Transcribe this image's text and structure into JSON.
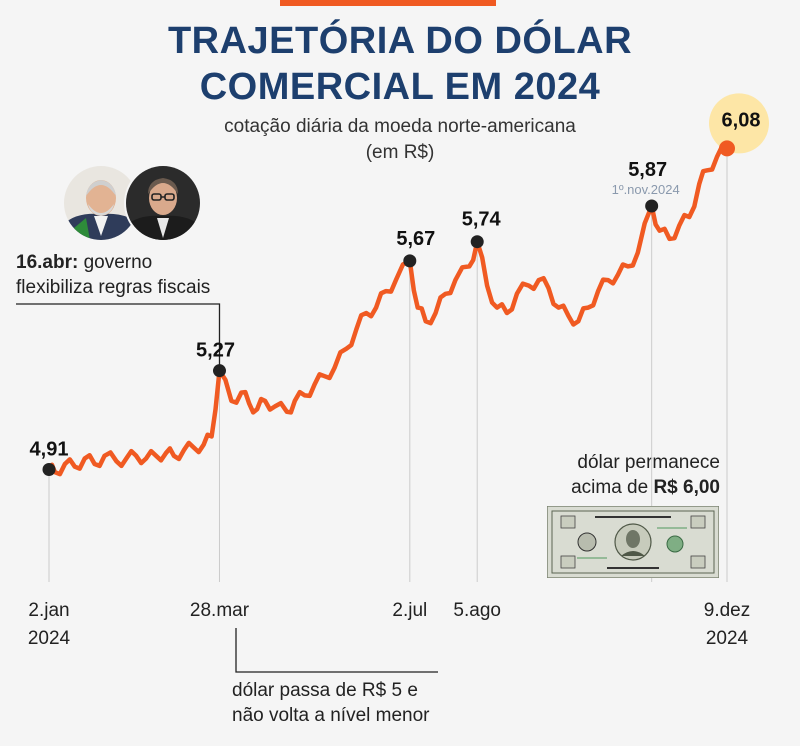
{
  "header": {
    "title_line1": "TRAJETÓRIA DO DÓLAR",
    "title_line2": "COMERCIAL EM 2024",
    "subtitle_line1": "cotação diária da moeda norte-americana",
    "subtitle_line2": "(em R$)"
  },
  "annotations": {
    "apr16_date": "16.abr:",
    "apr16_text1": " governo",
    "apr16_text2": "flexibiliza regras fiscais",
    "mar28_text1": "dólar passa de R$ 5 e",
    "mar28_text2": "não volta a nível menor",
    "above6_text1": "dólar permanece",
    "above6_text2": "acima de ",
    "above6_bold": "R$ 6,00"
  },
  "colors": {
    "line": "#f05a22",
    "title": "#1d3f6e",
    "point": "#222222",
    "highlight": "#fde6a6",
    "value_highlight": "#f05a22",
    "secondary": "#8a99ad"
  },
  "chart_data": {
    "type": "line",
    "series": [
      {
        "x": [
          "2024-01-02",
          "2024-01-05",
          "2024-01-10",
          "2024-01-15",
          "2024-01-20",
          "2024-01-25",
          "2024-01-30",
          "2024-02-05",
          "2024-02-10",
          "2024-02-15",
          "2024-02-20",
          "2024-02-25",
          "2024-03-01",
          "2024-03-05",
          "2024-03-10",
          "2024-03-15",
          "2024-03-20",
          "2024-03-24",
          "2024-03-28",
          "2024-04-03",
          "2024-04-08",
          "2024-04-12",
          "2024-04-16",
          "2024-04-20",
          "2024-04-25",
          "2024-05-01",
          "2024-05-05",
          "2024-05-10",
          "2024-05-15",
          "2024-05-20",
          "2024-05-25",
          "2024-05-31",
          "2024-06-05",
          "2024-06-10",
          "2024-06-15",
          "2024-06-20",
          "2024-06-25",
          "2024-07-02",
          "2024-07-06",
          "2024-07-10",
          "2024-07-15",
          "2024-07-20",
          "2024-07-25",
          "2024-08-01",
          "2024-08-05",
          "2024-08-10",
          "2024-08-15",
          "2024-08-20",
          "2024-08-25",
          "2024-08-31",
          "2024-09-05",
          "2024-09-10",
          "2024-09-15",
          "2024-09-20",
          "2024-09-25",
          "2024-09-30",
          "2024-10-05",
          "2024-10-10",
          "2024-10-15",
          "2024-10-20",
          "2024-10-25",
          "2024-11-01",
          "2024-11-05",
          "2024-11-10",
          "2024-11-15",
          "2024-11-20",
          "2024-11-25",
          "2024-11-29",
          "2024-12-04",
          "2024-12-09"
        ],
        "y": [
          4.91,
          4.9,
          4.93,
          4.92,
          4.95,
          4.93,
          4.96,
          4.94,
          4.95,
          4.96,
          4.95,
          4.96,
          4.97,
          4.96,
          4.98,
          4.99,
          5.0,
          5.03,
          5.27,
          5.16,
          5.19,
          5.15,
          5.13,
          5.16,
          5.14,
          5.12,
          5.16,
          5.18,
          5.22,
          5.25,
          5.28,
          5.35,
          5.42,
          5.48,
          5.5,
          5.56,
          5.6,
          5.67,
          5.5,
          5.45,
          5.48,
          5.55,
          5.6,
          5.65,
          5.74,
          5.58,
          5.5,
          5.48,
          5.55,
          5.58,
          5.6,
          5.57,
          5.5,
          5.47,
          5.45,
          5.5,
          5.56,
          5.6,
          5.62,
          5.65,
          5.7,
          5.87,
          5.78,
          5.75,
          5.8,
          5.83,
          5.95,
          6.0,
          6.05,
          6.08
        ]
      }
    ],
    "labeled_points": [
      {
        "x": "2024-01-02",
        "label": "4,91"
      },
      {
        "x": "2024-03-28",
        "label": "5,27"
      },
      {
        "x": "2024-07-02",
        "label": "5,67"
      },
      {
        "x": "2024-08-05",
        "label": "5,74"
      },
      {
        "x": "2024-11-01",
        "label": "5,87",
        "sublabel": "1º.nov.2024"
      },
      {
        "x": "2024-12-09",
        "label": "6,08"
      }
    ],
    "x_ticks": [
      {
        "x": "2024-01-02",
        "line1": "2.jan",
        "line2": "2024"
      },
      {
        "x": "2024-03-28",
        "line1": "28.mar",
        "line2": ""
      },
      {
        "x": "2024-07-02",
        "line1": "2.jul",
        "line2": ""
      },
      {
        "x": "2024-08-05",
        "line1": "5.ago",
        "line2": ""
      },
      {
        "x": "2024-12-09",
        "line1": "9.dez",
        "line2": "2024"
      }
    ],
    "ylim": [
      4.5,
      6.3
    ],
    "grid": false,
    "legend": "none"
  }
}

#### SET PROBLEM
Set down all the data again exactly as above, pictures excluded.

#### CORRECT RESULT
Transcribe this image's text and structure into JSON.
{
  "header": {
    "title_line1": "TRAJETÓRIA DO DÓLAR",
    "title_line2": "COMERCIAL EM 2024",
    "subtitle_line1": "cotação diária da moeda norte-americana",
    "subtitle_line2": "(em R$)"
  },
  "annotations": {
    "apr16_date": "16.abr:",
    "apr16_text1": " governo",
    "apr16_text2": "flexibiliza regras fiscais",
    "mar28_text1": "dólar passa de R$ 5 e",
    "mar28_text2": "não volta a nível menor",
    "above6_text1": "dólar permanece",
    "above6_text2": "acima de ",
    "above6_bold": "R$ 6,00"
  },
  "colors": {
    "line": "#f05a22",
    "title": "#1d3f6e",
    "point": "#222222",
    "highlight": "#fde6a6",
    "value_highlight": "#f05a22",
    "secondary": "#8a99ad"
  },
  "chart_data": {
    "type": "line",
    "series": [
      {
        "x": [
          "2024-01-02",
          "2024-01-05",
          "2024-01-10",
          "2024-01-15",
          "2024-01-20",
          "2024-01-25",
          "2024-01-30",
          "2024-02-05",
          "2024-02-10",
          "2024-02-15",
          "2024-02-20",
          "2024-02-25",
          "2024-03-01",
          "2024-03-05",
          "2024-03-10",
          "2024-03-15",
          "2024-03-20",
          "2024-03-24",
          "2024-03-28",
          "2024-04-03",
          "2024-04-08",
          "2024-04-12",
          "2024-04-16",
          "2024-04-20",
          "2024-04-25",
          "2024-05-01",
          "2024-05-05",
          "2024-05-10",
          "2024-05-15",
          "2024-05-20",
          "2024-05-25",
          "2024-05-31",
          "2024-06-05",
          "2024-06-10",
          "2024-06-15",
          "2024-06-20",
          "2024-06-25",
          "2024-07-02",
          "2024-07-06",
          "2024-07-10",
          "2024-07-15",
          "2024-07-20",
          "2024-07-25",
          "2024-08-01",
          "2024-08-05",
          "2024-08-10",
          "2024-08-15",
          "2024-08-20",
          "2024-08-25",
          "2024-08-31",
          "2024-09-05",
          "2024-09-10",
          "2024-09-15",
          "2024-09-20",
          "2024-09-25",
          "2024-09-30",
          "2024-10-05",
          "2024-10-10",
          "2024-10-15",
          "2024-10-20",
          "2024-10-25",
          "2024-11-01",
          "2024-11-05",
          "2024-11-10",
          "2024-11-15",
          "2024-11-20",
          "2024-11-25",
          "2024-11-29",
          "2024-12-04",
          "2024-12-09"
        ],
        "y": [
          4.91,
          4.9,
          4.93,
          4.92,
          4.95,
          4.93,
          4.96,
          4.94,
          4.95,
          4.96,
          4.95,
          4.96,
          4.97,
          4.96,
          4.98,
          4.99,
          5.0,
          5.03,
          5.27,
          5.16,
          5.19,
          5.15,
          5.13,
          5.16,
          5.14,
          5.12,
          5.16,
          5.18,
          5.22,
          5.25,
          5.28,
          5.35,
          5.42,
          5.48,
          5.5,
          5.56,
          5.6,
          5.67,
          5.5,
          5.45,
          5.48,
          5.55,
          5.6,
          5.65,
          5.74,
          5.58,
          5.5,
          5.48,
          5.55,
          5.58,
          5.6,
          5.57,
          5.5,
          5.47,
          5.45,
          5.5,
          5.56,
          5.6,
          5.62,
          5.65,
          5.7,
          5.87,
          5.78,
          5.75,
          5.8,
          5.83,
          5.95,
          6.0,
          6.05,
          6.08
        ]
      }
    ],
    "labeled_points": [
      {
        "x": "2024-01-02",
        "label": "4,91"
      },
      {
        "x": "2024-03-28",
        "label": "5,27"
      },
      {
        "x": "2024-07-02",
        "label": "5,67"
      },
      {
        "x": "2024-08-05",
        "label": "5,74"
      },
      {
        "x": "2024-11-01",
        "label": "5,87",
        "sublabel": "1º.nov.2024"
      },
      {
        "x": "2024-12-09",
        "label": "6,08"
      }
    ],
    "x_ticks": [
      {
        "x": "2024-01-02",
        "line1": "2.jan",
        "line2": "2024"
      },
      {
        "x": "2024-03-28",
        "line1": "28.mar",
        "line2": ""
      },
      {
        "x": "2024-07-02",
        "line1": "2.jul",
        "line2": ""
      },
      {
        "x": "2024-08-05",
        "line1": "5.ago",
        "line2": ""
      },
      {
        "x": "2024-12-09",
        "line1": "9.dez",
        "line2": "2024"
      }
    ],
    "ylim": [
      4.5,
      6.3
    ],
    "grid": false,
    "legend": "none"
  }
}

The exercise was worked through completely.